__Text provided__:
# Super Tuesday:  Eviction Day is Coming!



## Mrs. M. (Feb 28, 2016)

*Super Tuesday:  Eviction Notice Ahead For **Establishment Republican Party*​
Super Tuesday should be the day establishment candidates receive their eviction notice from Real Estate Mogul, Donald J. Trump.  It can't come soon enough.  It's time for Trump to prepare for the general election.

After Ted Cruz and Marco Rubio went on the attack to put Trump on the ropes, polls reported that 74% of Americans firmly believe Trump won the Houston debate. What did the American people see that the media and establishment Republicans didn't?

Let's begin with the strength and endurance that Donald Trump has demonstrated by his resilience to personal & political punches. Amidst the rising tide of negative naysayers, Trump has been vilified and condemned by the likes of President Obama, Mexico's President Nieto, Hillary Clinton, Pope Francis and Mexican Drug Cartel boss, El Chapo Guzman. When that strategy failed, the attorney general, Loretta Lynch became the proverbial kitchen sink. Once again, nothing happened.

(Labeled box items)

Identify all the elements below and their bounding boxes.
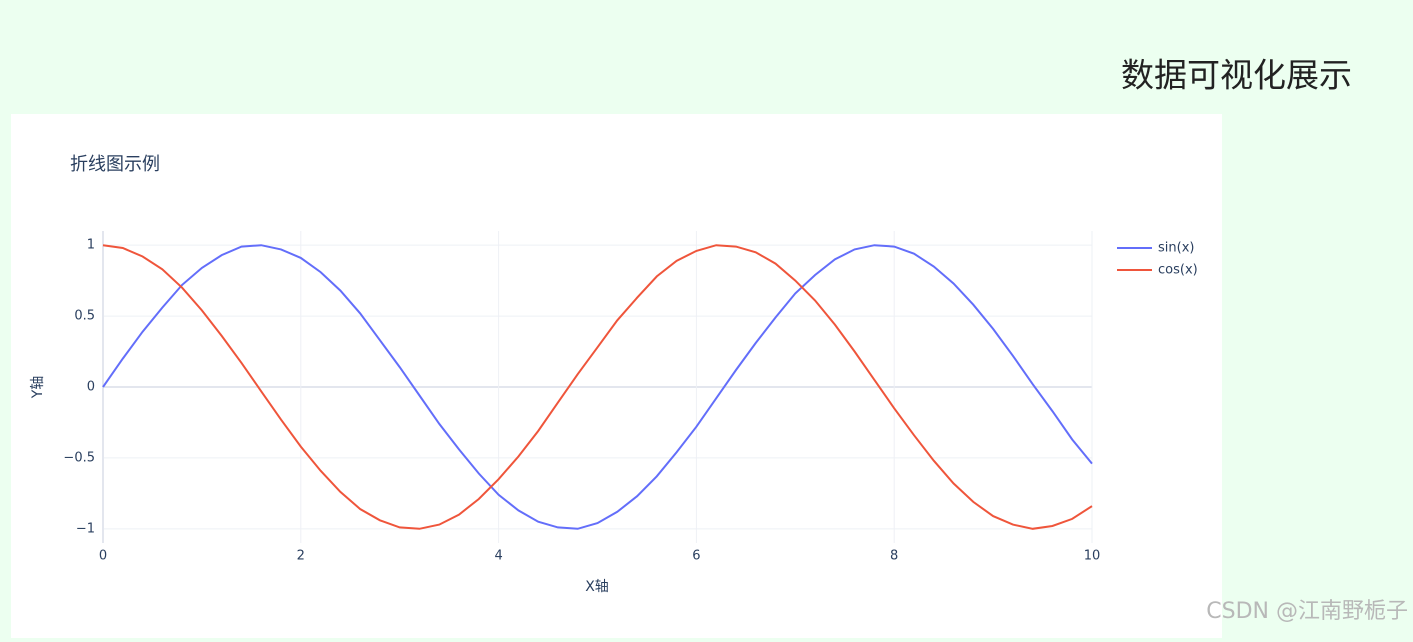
- chart-title: 折线图示例: [70, 154, 160, 175]
- x-axis-title: X轴: [585, 579, 609, 595]
- x-tick-label: 0: [99, 549, 107, 564]
- y-axis-title: Y轴: [30, 376, 46, 400]
- y-tick-label: −0.5: [63, 450, 95, 465]
- legend-label: cos(x): [1158, 263, 1198, 278]
- y-tick-label: 0: [87, 380, 95, 395]
- x-tick-label: 4: [494, 549, 502, 564]
- y-tick-label: −1: [76, 521, 95, 536]
- x-tick-label: 10: [1084, 549, 1101, 564]
- x-tick-label: 6: [692, 549, 700, 564]
- y-tick-label: 0.5: [74, 309, 95, 324]
- watermark: CSDN @江南野栀子: [1206, 599, 1408, 624]
- x-tick-label: 8: [890, 549, 898, 564]
- y-tick-label: 1: [87, 238, 95, 253]
- x-tick-label: 2: [297, 549, 305, 564]
- line-series: [102, 244, 1093, 530]
- legend-label: sin(x): [1158, 241, 1194, 256]
- chart-panel: [11, 114, 1222, 638]
- page-header: 数据可视化展示: [1121, 56, 1352, 95]
- line-series: [102, 244, 1093, 530]
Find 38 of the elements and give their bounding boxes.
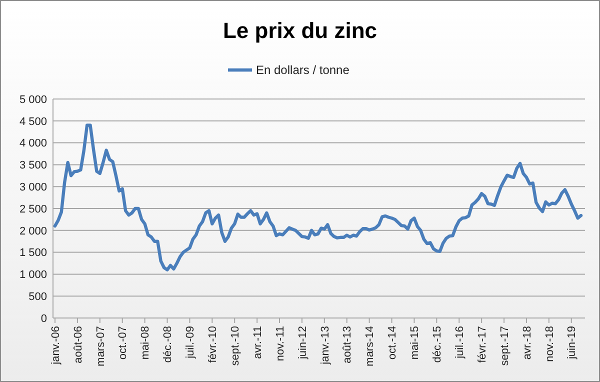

__Work to do__:
[A] In the Super Tuesday post, what share of Americans do polls report firmly believe Trump won the Houston debate?
[B] Copy out the Super Tuesday post, everything from "After Ted Cruz" down to "again, nothing happened.".
[C] Extend the Super Tuesday forum post, beginning after its last sentence.

__Per-task outputs__:
[A] 74%

[B]
After Ted Cruz and Marco Rubio went on the attack to put Trump on the ropes, polls reported that 74% of Americans firmly believe Trump won the Houston debate. What did the American people see that the media and establishment Republicans didn't?

Let's begin with the strength and endurance that Donald Trump has demonstrated by his resilience to personal & political punches. Amidst the rising tide of negative naysayers, Trump has been vilified and condemned by the likes of President Obama, Mexico's President Nieto, Hillary Clinton, Pope Francis and Mexican Drug Cartel boss, El Chapo Guzman. When that strategy failed, the attorney general, Loretta Lynch became the proverbial kitchen sink. Once again, nothing happened.

[C]
To be hated by such a wicked crowd is a testament to Trump's worthiness. The American people are well aware of the communist ideals these men (and women) share in common not to mention the contempt they hold for the American people.

Why would Cruz or Rubio waste their last chance in a final debate before Super Tuesday to attack Donald J. Trump? Resorting to half truth's and innuendo's against Trump rather than using the time to tell us what they would do differently, wasn't a successful strategy.

The two trial lawyers joined forces late in the game in an effort to take Donald Trump down. Yet they failed to make their case before the American people. Why?

Americans do not trust lawyer turned politicians. We've got one in the oval office right now and we're on to the con.

Dirty lawyers are at the top of America's laundry list come this Super Tuesday. From State to State to State we are hearing the same report. Americans are tired of establishment republicans and are looking for an outsider -not a pair of slick talking, overly zealous lawyers!

Exit polls reveal that the American people are looking to elect someone new. Someone without the establishment baggage that has become a representation of what angers Americans most.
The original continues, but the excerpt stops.